§ WHAT TO PRODUCE
Gather all lines in the records below that include the word "from".

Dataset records
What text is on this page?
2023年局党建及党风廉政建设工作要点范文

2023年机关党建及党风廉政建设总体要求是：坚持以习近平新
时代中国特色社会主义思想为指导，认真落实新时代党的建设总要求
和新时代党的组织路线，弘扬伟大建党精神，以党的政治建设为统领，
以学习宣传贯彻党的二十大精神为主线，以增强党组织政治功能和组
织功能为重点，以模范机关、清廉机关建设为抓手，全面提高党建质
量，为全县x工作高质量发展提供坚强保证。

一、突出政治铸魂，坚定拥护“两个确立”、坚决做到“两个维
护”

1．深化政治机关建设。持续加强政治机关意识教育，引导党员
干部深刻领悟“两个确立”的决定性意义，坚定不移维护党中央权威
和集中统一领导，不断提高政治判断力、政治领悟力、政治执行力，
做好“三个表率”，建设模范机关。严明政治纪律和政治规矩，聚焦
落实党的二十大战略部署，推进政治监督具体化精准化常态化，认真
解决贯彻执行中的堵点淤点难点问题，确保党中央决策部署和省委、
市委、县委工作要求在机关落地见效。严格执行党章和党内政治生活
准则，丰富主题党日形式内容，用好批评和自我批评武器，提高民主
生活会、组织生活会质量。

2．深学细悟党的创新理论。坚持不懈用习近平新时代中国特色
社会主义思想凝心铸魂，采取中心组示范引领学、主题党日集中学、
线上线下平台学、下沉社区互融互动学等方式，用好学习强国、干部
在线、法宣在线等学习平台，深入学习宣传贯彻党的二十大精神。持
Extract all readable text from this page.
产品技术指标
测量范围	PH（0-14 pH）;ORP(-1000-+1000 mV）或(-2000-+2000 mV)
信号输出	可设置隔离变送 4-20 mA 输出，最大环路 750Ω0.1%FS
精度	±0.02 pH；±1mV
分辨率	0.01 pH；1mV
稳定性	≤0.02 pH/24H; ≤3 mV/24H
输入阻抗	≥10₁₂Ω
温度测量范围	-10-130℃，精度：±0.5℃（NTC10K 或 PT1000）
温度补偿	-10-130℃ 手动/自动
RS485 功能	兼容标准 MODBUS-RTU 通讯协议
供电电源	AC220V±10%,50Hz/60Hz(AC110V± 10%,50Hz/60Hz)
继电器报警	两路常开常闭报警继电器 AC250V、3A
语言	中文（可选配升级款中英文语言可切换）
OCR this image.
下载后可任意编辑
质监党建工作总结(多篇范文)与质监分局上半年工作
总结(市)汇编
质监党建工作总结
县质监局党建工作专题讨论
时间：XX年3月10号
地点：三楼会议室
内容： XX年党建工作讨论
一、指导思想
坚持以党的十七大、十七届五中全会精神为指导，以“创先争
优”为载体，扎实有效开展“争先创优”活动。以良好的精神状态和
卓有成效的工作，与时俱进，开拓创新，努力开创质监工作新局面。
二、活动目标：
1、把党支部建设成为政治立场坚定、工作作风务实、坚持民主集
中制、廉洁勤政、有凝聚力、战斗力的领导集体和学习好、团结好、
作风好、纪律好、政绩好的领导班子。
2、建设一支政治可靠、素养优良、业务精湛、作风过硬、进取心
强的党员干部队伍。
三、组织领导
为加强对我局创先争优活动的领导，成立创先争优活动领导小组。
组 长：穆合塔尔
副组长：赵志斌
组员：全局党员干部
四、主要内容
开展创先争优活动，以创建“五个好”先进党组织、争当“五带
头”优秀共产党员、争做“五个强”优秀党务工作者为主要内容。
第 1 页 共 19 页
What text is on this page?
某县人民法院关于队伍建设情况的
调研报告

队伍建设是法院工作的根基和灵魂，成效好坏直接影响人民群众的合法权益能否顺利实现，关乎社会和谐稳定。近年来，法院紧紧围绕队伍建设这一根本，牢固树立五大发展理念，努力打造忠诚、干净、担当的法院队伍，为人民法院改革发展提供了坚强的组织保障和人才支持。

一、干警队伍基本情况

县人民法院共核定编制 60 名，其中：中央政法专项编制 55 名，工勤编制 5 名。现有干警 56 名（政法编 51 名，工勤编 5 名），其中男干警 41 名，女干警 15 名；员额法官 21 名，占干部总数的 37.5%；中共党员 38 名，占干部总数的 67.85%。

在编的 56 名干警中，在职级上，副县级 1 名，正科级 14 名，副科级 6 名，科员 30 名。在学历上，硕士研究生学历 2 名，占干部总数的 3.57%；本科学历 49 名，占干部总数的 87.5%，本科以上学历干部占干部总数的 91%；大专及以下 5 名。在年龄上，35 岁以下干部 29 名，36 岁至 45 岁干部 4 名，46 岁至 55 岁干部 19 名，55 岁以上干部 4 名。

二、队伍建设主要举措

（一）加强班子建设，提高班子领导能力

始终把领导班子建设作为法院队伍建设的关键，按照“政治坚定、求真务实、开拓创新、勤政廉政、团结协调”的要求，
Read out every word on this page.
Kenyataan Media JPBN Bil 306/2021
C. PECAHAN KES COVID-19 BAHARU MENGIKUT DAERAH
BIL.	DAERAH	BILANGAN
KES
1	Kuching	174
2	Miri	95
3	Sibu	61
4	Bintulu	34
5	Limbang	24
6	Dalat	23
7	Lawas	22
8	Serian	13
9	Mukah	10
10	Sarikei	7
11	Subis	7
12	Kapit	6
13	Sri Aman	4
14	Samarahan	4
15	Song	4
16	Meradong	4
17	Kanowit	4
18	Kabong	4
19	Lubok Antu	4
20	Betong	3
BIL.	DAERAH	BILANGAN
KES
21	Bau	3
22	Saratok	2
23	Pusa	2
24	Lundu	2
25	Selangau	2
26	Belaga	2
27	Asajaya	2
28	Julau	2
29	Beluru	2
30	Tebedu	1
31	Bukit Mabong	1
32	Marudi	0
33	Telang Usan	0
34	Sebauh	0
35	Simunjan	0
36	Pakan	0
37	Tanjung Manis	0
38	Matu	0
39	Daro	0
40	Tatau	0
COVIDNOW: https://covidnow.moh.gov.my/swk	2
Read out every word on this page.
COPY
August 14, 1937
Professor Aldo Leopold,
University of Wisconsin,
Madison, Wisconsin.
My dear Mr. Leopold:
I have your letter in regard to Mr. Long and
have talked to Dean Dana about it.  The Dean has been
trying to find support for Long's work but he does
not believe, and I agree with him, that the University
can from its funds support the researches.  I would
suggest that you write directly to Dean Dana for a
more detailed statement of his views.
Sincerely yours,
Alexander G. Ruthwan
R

§ EXERCISE ANSWER
Extract all readable text from this page.
can from its funds support the researches.  I would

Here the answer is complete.